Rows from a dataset
[Start]

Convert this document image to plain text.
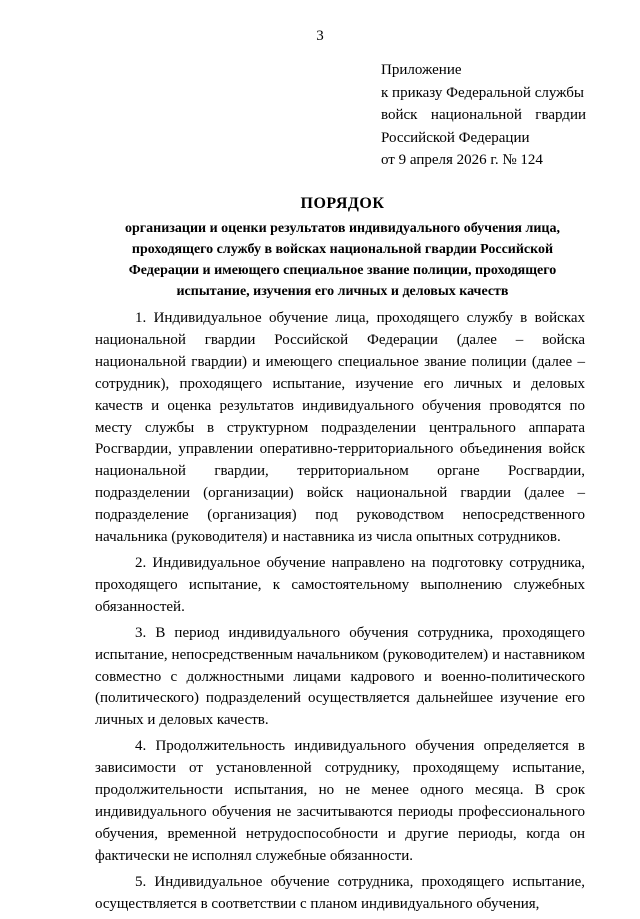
3
Приложение
к приказу Федеральной службы
войск национальной гвардии
Российской Федерации
от 9 апреля 2026 г. № 124
ПОРЯДОК
организации и оценки результатов индивидуального обучения лица,
проходящего службу в войсках национальной гвардии Российской
Федерации и имеющего специальное звание полиции, проходящего
испытание, изучения его личных и деловых качеств

1. Индивидуальное обучение лица, проходящего службу в войсках национальной гвардии Российской Федерации (далее – войска национальной гвардии) и имеющего специальное звание полиции (далее – сотрудник), проходящего испытание, изучение его личных и деловых качеств и оценка результатов индивидуального обучения проводятся по месту службы в структурном подразделении центрального аппарата Росгвардии, управлении оперативно-территориального объединения войск национальной гвардии, территориальном органе Росгвардии, подразделении (организации) войск национальной гвардии (далее – подразделение (организация) под руководством непосредственного начальника (руководителя) и наставника из числа опытных сотрудников.

2. Индивидуальное обучение направлено на подготовку сотрудника, проходящего испытание, к самостоятельному выполнению служебных обязанностей.

3. В период индивидуального обучения сотрудника, проходящего испытание, непосредственным начальником (руководителем) и наставником совместно с должностными лицами кадрового и военно-политического (политического) подразделений осуществляется дальнейшее изучение его личных и деловых качеств.

4. Продолжительность индивидуального обучения определяется в зависимости от установленной сотруднику, проходящему испытание, продолжительности испытания, но не менее одного месяца. В срок индивидуального обучения не засчитываются периоды профессионального обучения, временной нетрудоспособности и другие периоды, когда он фактически не исполнял служебные обязанности.

5. Индивидуальное обучение сотрудника, проходящего испытание, осуществляется в соответствии с планом индивидуального обучения,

[End]

(Goal) Repeat the records above exactly, omitting every picture.

(Result of this exercise)
Convert this document image to plain text.
3
Приложение
к приказу Федеральной службы
войск национальной гвардии
Российской Федерации
от 9 апреля 2026 г. № 124
ПОРЯДОК
организации и оценки результатов индивидуального обучения лица,
проходящего службу в войсках национальной гвардии Российской
Федерации и имеющего специальное звание полиции, проходящего
испытание, изучения его личных и деловых качеств

1. Индивидуальное обучение лица, проходящего службу в войсках национальной гвардии Российской Федерации (далее – войска национальной гвардии) и имеющего специальное звание полиции (далее – сотрудник), проходящего испытание, изучение его личных и деловых качеств и оценка результатов индивидуального обучения проводятся по месту службы в структурном подразделении центрального аппарата Росгвардии, управлении оперативно-территориального объединения войск национальной гвардии, территориальном органе Росгвардии, подразделении (организации) войск национальной гвардии (далее – подразделение (организация) под руководством непосредственного начальника (руководителя) и наставника из числа опытных сотрудников.

2. Индивидуальное обучение направлено на подготовку сотрудника, проходящего испытание, к самостоятельному выполнению служебных обязанностей.

3. В период индивидуального обучения сотрудника, проходящего испытание, непосредственным начальником (руководителем) и наставником совместно с должностными лицами кадрового и военно-политического (политического) подразделений осуществляется дальнейшее изучение его личных и деловых качеств.

4. Продолжительность индивидуального обучения определяется в зависимости от установленной сотруднику, проходящему испытание, продолжительности испытания, но не менее одного месяца. В срок индивидуального обучения не засчитываются периоды профессионального обучения, временной нетрудоспособности и другие периоды, когда он фактически не исполнял служебные обязанности.

5. Индивидуальное обучение сотрудника, проходящего испытание, осуществляется в соответствии с планом индивидуального обучения,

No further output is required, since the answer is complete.